+++ RECORDS SUPPLIED

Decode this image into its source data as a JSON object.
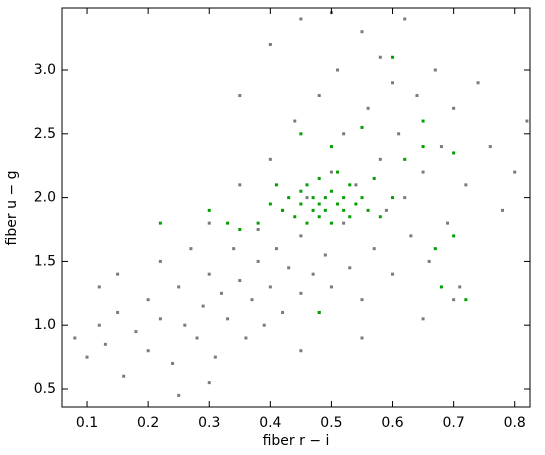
{
  "chart_data": {
    "type": "scatter",
    "x_label": "fiber r − i",
    "y_label": "fiber u − g",
    "xlim": [
      0.059,
      0.825
    ],
    "ylim": [
      0.359,
      3.486
    ],
    "xticks": [
      0.1,
      0.2,
      0.3,
      0.4,
      0.5,
      0.6,
      0.7,
      0.8
    ],
    "yticks": [
      {
        "value": 0.5,
        "label": "0.5"
      },
      {
        "value": 1,
        "label": "1.0"
      },
      {
        "value": 1.5,
        "label": "1.5"
      },
      {
        "value": 2,
        "label": "2.0"
      },
      {
        "value": 2.5,
        "label": "2.5"
      },
      {
        "value": 3,
        "label": "3.0"
      }
    ],
    "series": [
      {
        "color": "#7a7a7a",
        "x": [
          0.08,
          0.1,
          0.12,
          0.13,
          0.15,
          0.16,
          0.18,
          0.2,
          0.2,
          0.22,
          0.22,
          0.24,
          0.25,
          0.26,
          0.27,
          0.28,
          0.29,
          0.3,
          0.3,
          0.31,
          0.32,
          0.33,
          0.34,
          0.35,
          0.35,
          0.36,
          0.37,
          0.38,
          0.38,
          0.39,
          0.4,
          0.4,
          0.41,
          0.42,
          0.42,
          0.43,
          0.44,
          0.45,
          0.45,
          0.46,
          0.47,
          0.48,
          0.48,
          0.49,
          0.5,
          0.5,
          0.51,
          0.52,
          0.52,
          0.53,
          0.54,
          0.55,
          0.55,
          0.56,
          0.57,
          0.58,
          0.58,
          0.59,
          0.6,
          0.6,
          0.61,
          0.62,
          0.62,
          0.63,
          0.64,
          0.65,
          0.66,
          0.67,
          0.68,
          0.69,
          0.7,
          0.71,
          0.72,
          0.74,
          0.76,
          0.78,
          0.8,
          0.82,
          0.3,
          0.25,
          0.45,
          0.55,
          0.65,
          0.7,
          0.15,
          0.12,
          0.4,
          0.35,
          0.45,
          0.5
        ],
        "y": [
          0.9,
          0.75,
          1.0,
          0.85,
          1.1,
          0.6,
          0.95,
          1.2,
          0.8,
          1.05,
          1.5,
          0.7,
          1.3,
          1.0,
          1.6,
          0.9,
          1.15,
          1.4,
          1.8,
          0.75,
          1.25,
          1.05,
          1.6,
          1.35,
          2.1,
          0.9,
          1.2,
          1.5,
          1.75,
          1.0,
          1.3,
          2.3,
          1.6,
          1.1,
          1.9,
          1.45,
          2.6,
          1.25,
          1.7,
          2.0,
          1.4,
          2.8,
          1.1,
          1.55,
          2.2,
          1.3,
          3.0,
          1.8,
          2.5,
          1.45,
          2.1,
          3.3,
          1.2,
          2.7,
          1.6,
          2.3,
          3.1,
          1.9,
          2.9,
          1.4,
          2.5,
          3.4,
          2.0,
          1.7,
          2.8,
          2.2,
          1.5,
          3.0,
          2.4,
          1.8,
          2.7,
          1.3,
          2.1,
          2.9,
          2.4,
          1.9,
          2.2,
          2.6,
          0.55,
          0.45,
          0.8,
          0.9,
          1.05,
          1.2,
          1.4,
          1.3,
          3.2,
          2.8,
          3.4,
          3.45
        ]
      },
      {
        "color": "#00a000",
        "x": [
          0.42,
          0.43,
          0.44,
          0.45,
          0.45,
          0.46,
          0.46,
          0.47,
          0.47,
          0.48,
          0.48,
          0.48,
          0.49,
          0.49,
          0.5,
          0.5,
          0.51,
          0.51,
          0.52,
          0.52,
          0.53,
          0.53,
          0.54,
          0.55,
          0.56,
          0.4,
          0.41,
          0.57,
          0.58,
          0.38,
          0.6,
          0.62,
          0.65,
          0.3,
          0.35,
          0.67,
          0.7,
          0.72,
          0.55,
          0.6,
          0.5,
          0.48,
          0.45,
          0.65,
          0.7,
          0.22,
          0.33,
          0.68
        ],
        "y": [
          1.9,
          2.0,
          1.85,
          2.05,
          1.95,
          1.8,
          2.1,
          1.9,
          2.0,
          1.95,
          2.15,
          1.85,
          2.0,
          1.9,
          2.05,
          1.8,
          1.95,
          2.2,
          1.9,
          2.0,
          1.85,
          2.1,
          1.95,
          2.0,
          1.9,
          1.95,
          2.1,
          2.15,
          1.85,
          1.8,
          2.0,
          2.3,
          2.6,
          1.9,
          1.75,
          1.6,
          1.7,
          1.2,
          2.55,
          3.1,
          2.4,
          1.1,
          2.5,
          2.4,
          2.35,
          1.8,
          1.8,
          1.3
        ]
      }
    ]
  }
}
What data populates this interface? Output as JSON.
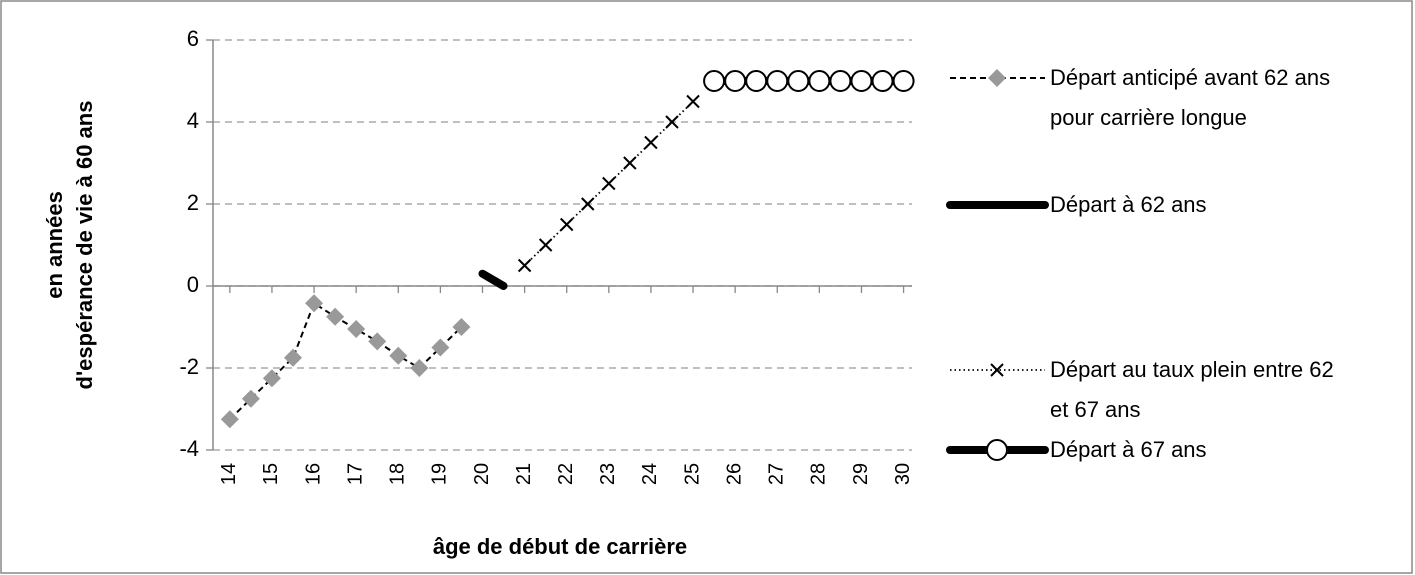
{
  "chart_data": {
    "type": "line",
    "y_label": [
      "en années",
      "d'espérance de vie à 60 ans"
    ],
    "x_label": "âge de début de carrière",
    "xlim": [
      13.6,
      30.2
    ],
    "xticks": [
      14,
      15,
      16,
      17,
      18,
      19,
      20,
      21,
      22,
      23,
      24,
      25,
      26,
      27,
      28,
      29,
      30
    ],
    "ylim": [
      -4,
      6
    ],
    "yticks": [
      -4,
      -2,
      0,
      2,
      4,
      6
    ],
    "grid": true,
    "legend": "right",
    "series": [
      {
        "name": "Départ anticipé avant 62 ans pour carrière longue",
        "color": "#999999",
        "line": "dashed",
        "marker": "diamond",
        "x": [
          14,
          14.5,
          15,
          15.5,
          16,
          16.5,
          17,
          17.5,
          18,
          18.5,
          19,
          19.5
        ],
        "values": [
          -3.25,
          -2.75,
          -2.25,
          -1.75,
          -0.42,
          -0.75,
          -1.05,
          -1.35,
          -1.7,
          -2.0,
          -1.5,
          -1.0
        ]
      },
      {
        "name": "Départ à 62 ans",
        "color": "#000000",
        "line": "thick",
        "marker": "none",
        "x": [
          20,
          20.5
        ],
        "values": [
          0.3,
          0
        ]
      },
      {
        "name": "Départ au taux plein entre 62 et 67 ans",
        "color": "#000000",
        "line": "dotted",
        "marker": "x",
        "x": [
          21,
          21.5,
          22,
          22.5,
          23,
          23.5,
          24,
          24.5,
          25
        ],
        "values": [
          0.5,
          1,
          1.5,
          2,
          2.5,
          3,
          3.5,
          4,
          4.5
        ]
      },
      {
        "name": "Départ à 67 ans",
        "color": "#000000",
        "line": "thick",
        "marker": "circle",
        "x": [
          25.5,
          26,
          26.5,
          27,
          27.5,
          28,
          28.5,
          29,
          29.5,
          30
        ],
        "values": [
          5,
          5,
          5,
          5,
          5,
          5,
          5,
          5,
          5,
          5
        ]
      }
    ]
  }
}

++++++

* REQUIREMENT: Set every line down exactly as written, leaving each picture out.

* FULL RESPONSE:
Decode this image into its source data as a JSON object.
{
  "chart_data": {
    "type": "scatter",
    "x_label": "fiber r − i",
    "y_label": "fiber u − g",
    "xlim": [
      0.059,
      0.825
    ],
    "ylim": [
      0.359,
      3.486
    ],
    "xticks": [
      0.1,
      0.2,
      0.3,
      0.4,
      0.5,
      0.6,
      0.7,
      0.8
    ],
    "yticks": [
      {
        "value": 0.5,
        "label": "0.5"
      },
      {
        "value": 1,
        "label": "1.0"
      },
      {
        "value": 1.5,
        "label": "1.5"
      },
      {
        "value": 2,
        "label": "2.0"
      },
      {
        "value": 2.5,
        "label": "2.5"
      },
      {
        "value": 3,
        "label": "3.0"
      }
    ],
    "series": [
      {
        "color": "#7a7a7a",
        "x": [
          0.08,
          0.1,
          0.12,
          0.13,
          0.15,
          0.16,
          0.18,
          0.2,
          0.2,
          0.22,
          0.22,
          0.24,
          0.25,
          0.26,
          0.27,
          0.28,
          0.29,
          0.3,
          0.3,
          0.31,
          0.32,
          0.33,
          0.34,
          0.35,
          0.35,
          0.36,
          0.37,
          0.38,
          0.38,
          0.39,
          0.4,
          0.4,
          0.41,
          0.42,
          0.42,
          0.43,
          0.44,
          0.45,
          0.45,
          0.46,
          0.47,
          0.48,
          0.48,
          0.49,
          0.5,
          0.5,
          0.51,
          0.52,
          0.52,
          0.53,
          0.54,
          0.55,
          0.55,
          0.56,
          0.57,
          0.58,
          0.58,
          0.59,
          0.6,
          0.6,
          0.61,
          0.62,
          0.62,
          0.63,
          0.64,
          0.65,
          0.66,
          0.67,
          0.68,
          0.69,
          0.7,
          0.71,
          0.72,
          0.74,
          0.76,
          0.78,
          0.8,
          0.82,
          0.3,
          0.25,
          0.45,
          0.55,
          0.65,
          0.7,
          0.15,
          0.12,
          0.4,
          0.35,
          0.45,
          0.5
        ],
        "y": [
          0.9,
          0.75,
          1.0,
          0.85,
          1.1,
          0.6,
          0.95,
          1.2,
          0.8,
          1.05,
          1.5,
          0.7,
          1.3,
          1.0,
          1.6,
          0.9,
          1.15,
          1.4,
          1.8,
          0.75,
          1.25,
          1.05,
          1.6,
          1.35,
          2.1,
          0.9,
          1.2,
          1.5,
          1.75,
          1.0,
          1.3,
          2.3,
          1.6,
          1.1,
          1.9,
          1.45,
          2.6,
          1.25,
          1.7,
          2.0,
          1.4,
          2.8,
          1.1,
          1.55,
          2.2,
          1.3,
          3.0,
          1.8,
          2.5,
          1.45,
          2.1,
          3.3,
          1.2,
          2.7,
          1.6,
          2.3,
          3.1,
          1.9,
          2.9,
          1.4,
          2.5,
          3.4,
          2.0,
          1.7,
          2.8,
          2.2,
          1.5,
          3.0,
          2.4,
          1.8,
          2.7,
          1.3,
          2.1,
          2.9,
          2.4,
          1.9,
          2.2,
          2.6,
          0.55,
          0.45,
          0.8,
          0.9,
          1.05,
          1.2,
          1.4,
          1.3,
          3.2,
          2.8,
          3.4,
          3.45
        ]
      },
      {
        "color": "#00a000",
        "x": [
          0.42,
          0.43,
          0.44,
          0.45,
          0.45,
          0.46,
          0.46,
          0.47,
          0.47,
          0.48,
          0.48,
          0.48,
          0.49,
          0.49,
          0.5,
          0.5,
          0.51,
          0.51,
          0.52,
          0.52,
          0.53,
          0.53,
          0.54,
          0.55,
          0.56,
          0.4,
          0.41,
          0.57,
          0.58,
          0.38,
          0.6,
          0.62,
          0.65,
          0.3,
          0.35,
          0.67,
          0.7,
          0.72,
          0.55,
          0.6,
          0.5,
          0.48,
          0.45,
          0.65,
          0.7,
          0.22,
          0.33,
          0.68
        ],
        "y": [
          1.9,
          2.0,
          1.85,
          2.05,
          1.95,
          1.8,
          2.1,
          1.9,
          2.0,
          1.95,
          2.15,
          1.85,
          2.0,
          1.9,
          2.05,
          1.8,
          1.95,
          2.2,
          1.9,
          2.0,
          1.85,
          2.1,
          1.95,
          2.0,
          1.9,
          1.95,
          2.1,
          2.15,
          1.85,
          1.8,
          2.0,
          2.3,
          2.6,
          1.9,
          1.75,
          1.6,
          1.7,
          1.2,
          2.55,
          3.1,
          2.4,
          1.1,
          2.5,
          2.4,
          2.35,
          1.8,
          1.8,
          1.3
        ]
      }
    ]
  }
}
What data populates this interface? Output as JSON.
{
  "chart_data": {
    "type": "line",
    "y_label": [
      "en années",
      "d'espérance de vie à 60 ans"
    ],
    "x_label": "âge de début de carrière",
    "xlim": [
      13.6,
      30.2
    ],
    "xticks": [
      14,
      15,
      16,
      17,
      18,
      19,
      20,
      21,
      22,
      23,
      24,
      25,
      26,
      27,
      28,
      29,
      30
    ],
    "ylim": [
      -4,
      6
    ],
    "yticks": [
      -4,
      -2,
      0,
      2,
      4,
      6
    ],
    "grid": true,
    "legend": "right",
    "series": [
      {
        "name": "Départ anticipé avant 62 ans pour carrière longue",
        "color": "#999999",
        "line": "dashed",
        "marker": "diamond",
        "x": [
          14,
          14.5,
          15,
          15.5,
          16,
          16.5,
          17,
          17.5,
          18,
          18.5,
          19,
          19.5
        ],
        "values": [
          -3.25,
          -2.75,
          -2.25,
          -1.75,
          -0.42,
          -0.75,
          -1.05,
          -1.35,
          -1.7,
          -2.0,
          -1.5,
          -1.0
        ]
      },
      {
        "name": "Départ à 62 ans",
        "color": "#000000",
        "line": "thick",
        "marker": "none",
        "x": [
          20,
          20.5
        ],
        "values": [
          0.3,
          0
        ]
      },
      {
        "name": "Départ au taux plein entre 62 et 67 ans",
        "color": "#000000",
        "line": "dotted",
        "marker": "x",
        "x": [
          21,
          21.5,
          22,
          22.5,
          23,
          23.5,
          24,
          24.5,
          25
        ],
        "values": [
          0.5,
          1,
          1.5,
          2,
          2.5,
          3,
          3.5,
          4,
          4.5
        ]
      },
      {
        "name": "Départ à 67 ans",
        "color": "#000000",
        "line": "thick",
        "marker": "circle",
        "x": [
          25.5,
          26,
          26.5,
          27,
          27.5,
          28,
          28.5,
          29,
          29.5,
          30
        ],
        "values": [
          5,
          5,
          5,
          5,
          5,
          5,
          5,
          5,
          5,
          5
        ]
      }
    ]
  }
}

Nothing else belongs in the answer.